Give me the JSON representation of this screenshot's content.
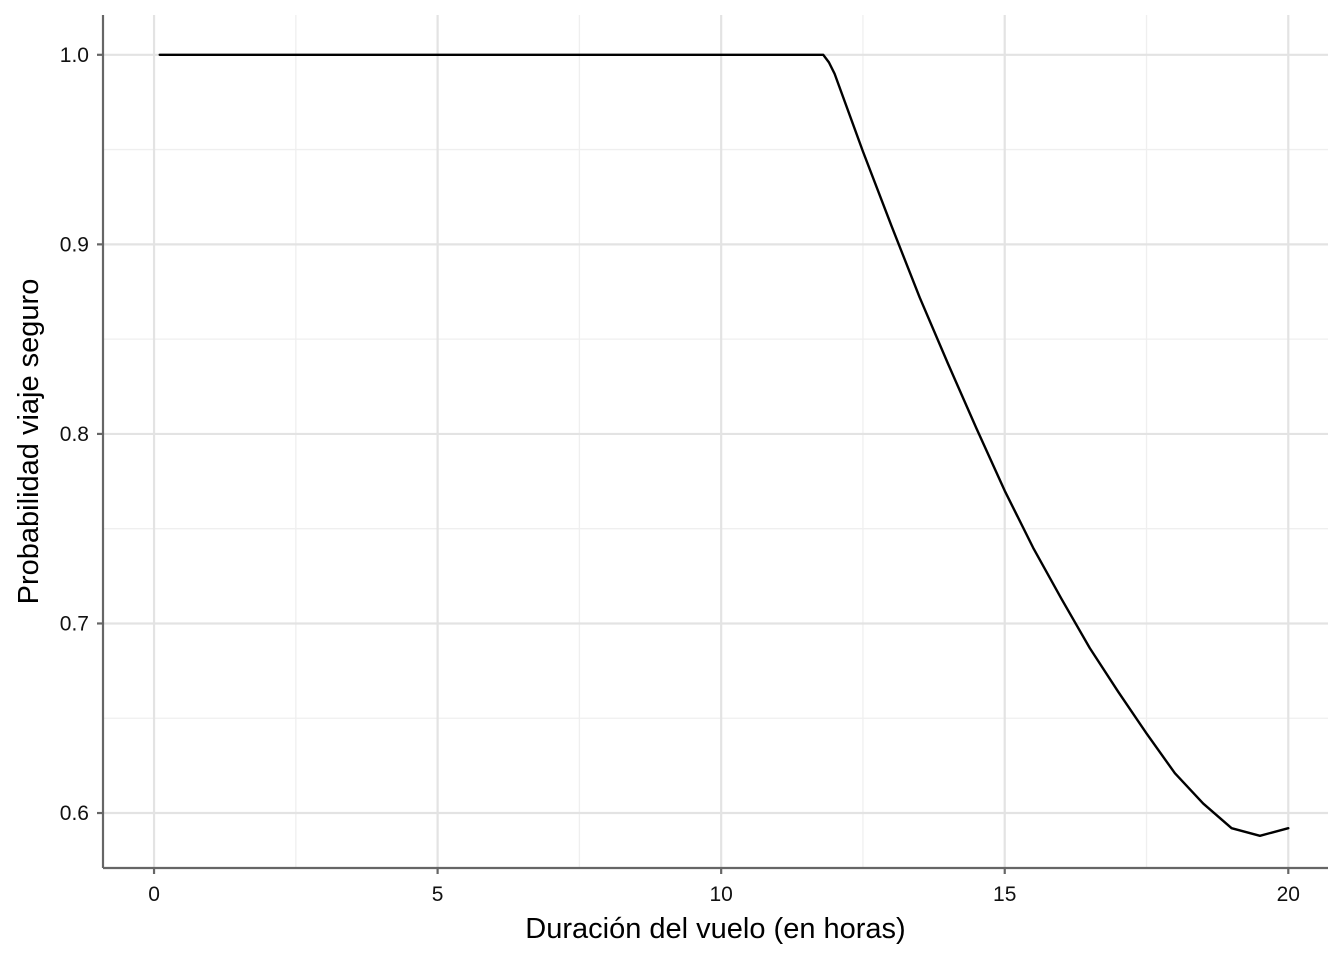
{
  "chart_data": {
    "type": "line",
    "title": "",
    "xlabel": "Duración del vuelo (en horas)",
    "ylabel": "Probabilidad viaje seguro",
    "xlim": [
      -0.9,
      20.7
    ],
    "ylim": [
      0.571,
      1.021
    ],
    "x_ticks": [
      0,
      5,
      10,
      15,
      20
    ],
    "x_tick_labels": [
      "0",
      "5",
      "10",
      "15",
      "20"
    ],
    "x_minor_ticks": [
      2.5,
      7.5,
      12.5,
      17.5
    ],
    "y_ticks": [
      0.6,
      0.7,
      0.8,
      0.9,
      1.0
    ],
    "y_tick_labels": [
      "0.6",
      "0.7",
      "0.8",
      "0.9",
      "1.0"
    ],
    "y_minor_ticks": [
      0.65,
      0.75,
      0.85,
      0.95
    ],
    "grid": true,
    "legend": "none",
    "line_color": "#000000",
    "series": [
      {
        "x": [
          0.1,
          2,
          4,
          6,
          8,
          10,
          11.8,
          11.9,
          12,
          12.5,
          13,
          13.5,
          14,
          14.5,
          15,
          15.5,
          16,
          16.5,
          17,
          17.5,
          18,
          18.5,
          19,
          19.5,
          20
        ],
        "values": [
          1.0,
          1.0,
          1.0,
          1.0,
          1.0,
          1.0,
          1.0,
          0.996,
          0.99,
          0.949,
          0.91,
          0.872,
          0.837,
          0.803,
          0.77,
          0.74,
          0.713,
          0.687,
          0.664,
          0.642,
          0.621,
          0.605,
          0.592,
          0.588,
          0.592
        ]
      }
    ]
  }
}
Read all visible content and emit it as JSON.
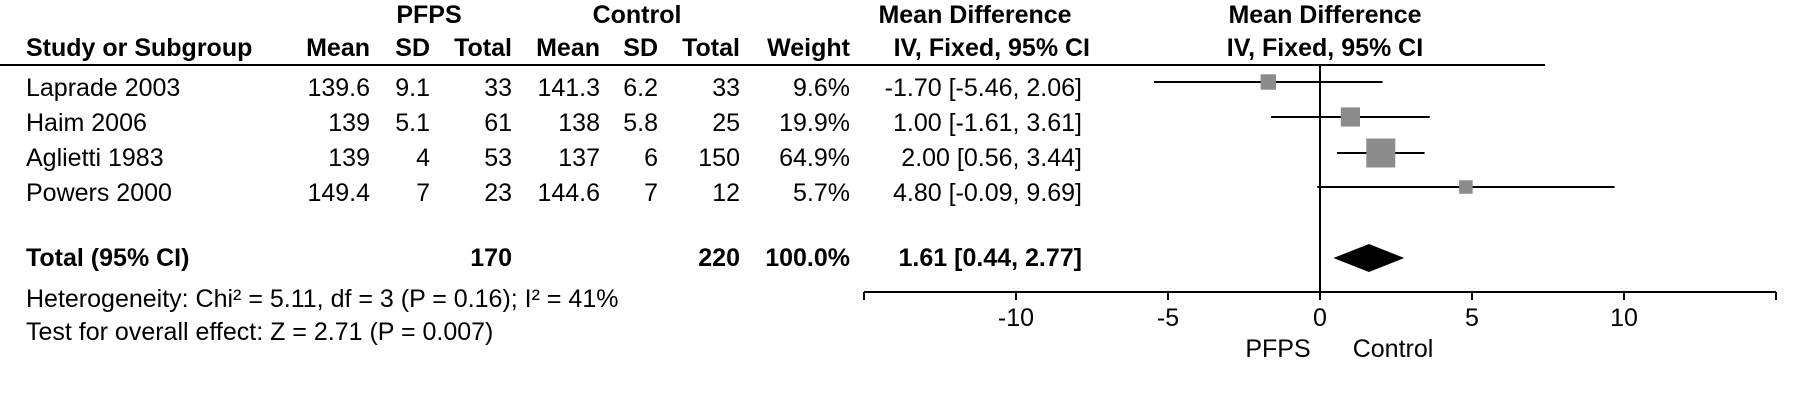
{
  "headers": {
    "group1": "PFPS",
    "group2": "Control",
    "md_title": "Mean Difference",
    "study_label": "Study or Subgroup",
    "mean": "Mean",
    "sd": "SD",
    "total": "Total",
    "weight": "Weight",
    "method": "IV, Fixed, 95% CI",
    "plot_title": "Mean Difference",
    "plot_method": "IV, Fixed, 95% CI"
  },
  "rows": [
    {
      "study": "Laprade 2003",
      "m1": "139.6",
      "sd1": "9.1",
      "n1": "33",
      "m2": "141.3",
      "sd2": "6.2",
      "n2": "33",
      "weight": "9.6%",
      "ci": "-1.70 [-5.46, 2.06]"
    },
    {
      "study": "Haim 2006",
      "m1": "139",
      "sd1": "5.1",
      "n1": "61",
      "m2": "138",
      "sd2": "5.8",
      "n2": "25",
      "weight": "19.9%",
      "ci": "1.00 [-1.61, 3.61]"
    },
    {
      "study": "Aglietti 1983",
      "m1": "139",
      "sd1": "4",
      "n1": "53",
      "m2": "137",
      "sd2": "6",
      "n2": "150",
      "weight": "64.9%",
      "ci": "2.00 [0.56, 3.44]"
    },
    {
      "study": "Powers 2000",
      "m1": "149.4",
      "sd1": "7",
      "n1": "23",
      "m2": "144.6",
      "sd2": "7",
      "n2": "12",
      "weight": "5.7%",
      "ci": "4.80 [-0.09, 9.69]"
    }
  ],
  "total": {
    "label": "Total (95% CI)",
    "n1": "170",
    "n2": "220",
    "weight": "100.0%",
    "ci": "1.61 [0.44, 2.77]"
  },
  "footer": {
    "heterogeneity": "Heterogeneity: Chi² = 5.11, df = 3 (P = 0.16); I² = 41%",
    "overall": "Test for overall effect: Z = 2.71 (P = 0.007)"
  },
  "axis_labels": {
    "left": "PFPS",
    "right": "Control"
  },
  "chart_data": {
    "type": "forest",
    "xlim": [
      -15,
      15
    ],
    "xticks": [
      -10,
      -5,
      0,
      5,
      10
    ],
    "studies": [
      {
        "name": "Laprade 2003",
        "md": -1.7,
        "lo": -5.46,
        "hi": 2.06,
        "weight": 9.6
      },
      {
        "name": "Haim 2006",
        "md": 1.0,
        "lo": -1.61,
        "hi": 3.61,
        "weight": 19.9
      },
      {
        "name": "Aglietti 1983",
        "md": 2.0,
        "lo": 0.56,
        "hi": 3.44,
        "weight": 64.9
      },
      {
        "name": "Powers 2000",
        "md": 4.8,
        "lo": -0.09,
        "hi": 9.69,
        "weight": 5.7
      }
    ],
    "pooled": {
      "md": 1.61,
      "lo": 0.44,
      "hi": 2.77
    },
    "colors": {
      "square": "#8c8c8c",
      "diamond": "#000000",
      "line": "#000000"
    }
  }
}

+===+

→ **Aim**
Please repeat the entries exactly. Do not include the pictures.

→ **Exercise solution**
Give me the JSON representation of this screenshot's content.
{
  "chart_data": {
    "type": "line",
    "title": "",
    "xlabel": "Duración del vuelo (en horas)",
    "ylabel": "Probabilidad viaje seguro",
    "xlim": [
      -0.9,
      20.7
    ],
    "ylim": [
      0.571,
      1.021
    ],
    "x_ticks": [
      0,
      5,
      10,
      15,
      20
    ],
    "x_tick_labels": [
      "0",
      "5",
      "10",
      "15",
      "20"
    ],
    "x_minor_ticks": [
      2.5,
      7.5,
      12.5,
      17.5
    ],
    "y_ticks": [
      0.6,
      0.7,
      0.8,
      0.9,
      1.0
    ],
    "y_tick_labels": [
      "0.6",
      "0.7",
      "0.8",
      "0.9",
      "1.0"
    ],
    "y_minor_ticks": [
      0.65,
      0.75,
      0.85,
      0.95
    ],
    "grid": true,
    "legend": "none",
    "line_color": "#000000",
    "series": [
      {
        "x": [
          0.1,
          2,
          4,
          6,
          8,
          10,
          11.8,
          11.9,
          12,
          12.5,
          13,
          13.5,
          14,
          14.5,
          15,
          15.5,
          16,
          16.5,
          17,
          17.5,
          18,
          18.5,
          19,
          19.5,
          20
        ],
        "values": [
          1.0,
          1.0,
          1.0,
          1.0,
          1.0,
          1.0,
          1.0,
          0.996,
          0.99,
          0.949,
          0.91,
          0.872,
          0.837,
          0.803,
          0.77,
          0.74,
          0.713,
          0.687,
          0.664,
          0.642,
          0.621,
          0.605,
          0.592,
          0.588,
          0.592
        ]
      }
    ]
  }
}
Read all visible content and emit it as JSON.
{
  "headers": {
    "group1": "PFPS",
    "group2": "Control",
    "md_title": "Mean Difference",
    "study_label": "Study or Subgroup",
    "mean": "Mean",
    "sd": "SD",
    "total": "Total",
    "weight": "Weight",
    "method": "IV, Fixed, 95% CI",
    "plot_title": "Mean Difference",
    "plot_method": "IV, Fixed, 95% CI"
  },
  "rows": [
    {
      "study": "Laprade 2003",
      "m1": "139.6",
      "sd1": "9.1",
      "n1": "33",
      "m2": "141.3",
      "sd2": "6.2",
      "n2": "33",
      "weight": "9.6%",
      "ci": "-1.70 [-5.46, 2.06]"
    },
    {
      "study": "Haim 2006",
      "m1": "139",
      "sd1": "5.1",
      "n1": "61",
      "m2": "138",
      "sd2": "5.8",
      "n2": "25",
      "weight": "19.9%",
      "ci": "1.00 [-1.61, 3.61]"
    },
    {
      "study": "Aglietti 1983",
      "m1": "139",
      "sd1": "4",
      "n1": "53",
      "m2": "137",
      "sd2": "6",
      "n2": "150",
      "weight": "64.9%",
      "ci": "2.00 [0.56, 3.44]"
    },
    {
      "study": "Powers 2000",
      "m1": "149.4",
      "sd1": "7",
      "n1": "23",
      "m2": "144.6",
      "sd2": "7",
      "n2": "12",
      "weight": "5.7%",
      "ci": "4.80 [-0.09, 9.69]"
    }
  ],
  "total": {
    "label": "Total (95% CI)",
    "n1": "170",
    "n2": "220",
    "weight": "100.0%",
    "ci": "1.61 [0.44, 2.77]"
  },
  "footer": {
    "heterogeneity": "Heterogeneity: Chi² = 5.11, df = 3 (P = 0.16); I² = 41%",
    "overall": "Test for overall effect: Z = 2.71 (P = 0.007)"
  },
  "axis_labels": {
    "left": "PFPS",
    "right": "Control"
  },
  "chart_data": {
    "type": "forest",
    "xlim": [
      -15,
      15
    ],
    "xticks": [
      -10,
      -5,
      0,
      5,
      10
    ],
    "studies": [
      {
        "name": "Laprade 2003",
        "md": -1.7,
        "lo": -5.46,
        "hi": 2.06,
        "weight": 9.6
      },
      {
        "name": "Haim 2006",
        "md": 1.0,
        "lo": -1.61,
        "hi": 3.61,
        "weight": 19.9
      },
      {
        "name": "Aglietti 1983",
        "md": 2.0,
        "lo": 0.56,
        "hi": 3.44,
        "weight": 64.9
      },
      {
        "name": "Powers 2000",
        "md": 4.8,
        "lo": -0.09,
        "hi": 9.69,
        "weight": 5.7
      }
    ],
    "pooled": {
      "md": 1.61,
      "lo": 0.44,
      "hi": 2.77
    },
    "colors": {
      "square": "#8c8c8c",
      "diamond": "#000000",
      "line": "#000000"
    }
  }
}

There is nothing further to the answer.